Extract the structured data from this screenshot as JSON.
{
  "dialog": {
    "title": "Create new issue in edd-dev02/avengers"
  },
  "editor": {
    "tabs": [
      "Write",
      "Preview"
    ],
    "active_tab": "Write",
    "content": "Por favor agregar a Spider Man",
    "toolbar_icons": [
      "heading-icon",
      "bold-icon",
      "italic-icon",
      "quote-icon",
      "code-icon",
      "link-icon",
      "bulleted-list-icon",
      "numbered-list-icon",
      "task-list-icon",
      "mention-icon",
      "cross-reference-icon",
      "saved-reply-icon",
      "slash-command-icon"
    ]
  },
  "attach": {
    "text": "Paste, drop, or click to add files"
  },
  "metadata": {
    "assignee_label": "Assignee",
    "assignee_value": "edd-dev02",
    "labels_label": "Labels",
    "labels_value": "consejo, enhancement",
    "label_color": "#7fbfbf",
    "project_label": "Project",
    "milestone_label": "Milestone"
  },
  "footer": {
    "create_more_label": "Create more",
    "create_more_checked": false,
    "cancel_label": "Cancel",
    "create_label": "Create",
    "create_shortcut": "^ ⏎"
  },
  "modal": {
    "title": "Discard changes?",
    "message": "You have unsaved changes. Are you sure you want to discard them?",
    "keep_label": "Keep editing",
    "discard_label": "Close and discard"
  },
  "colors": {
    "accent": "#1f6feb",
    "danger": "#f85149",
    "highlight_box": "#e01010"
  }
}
--------------------
■ **TASK**
Reply with one number only, the count of lines above that hold the string "list".

■ **ANSWER TO THIS PROBLEM**
3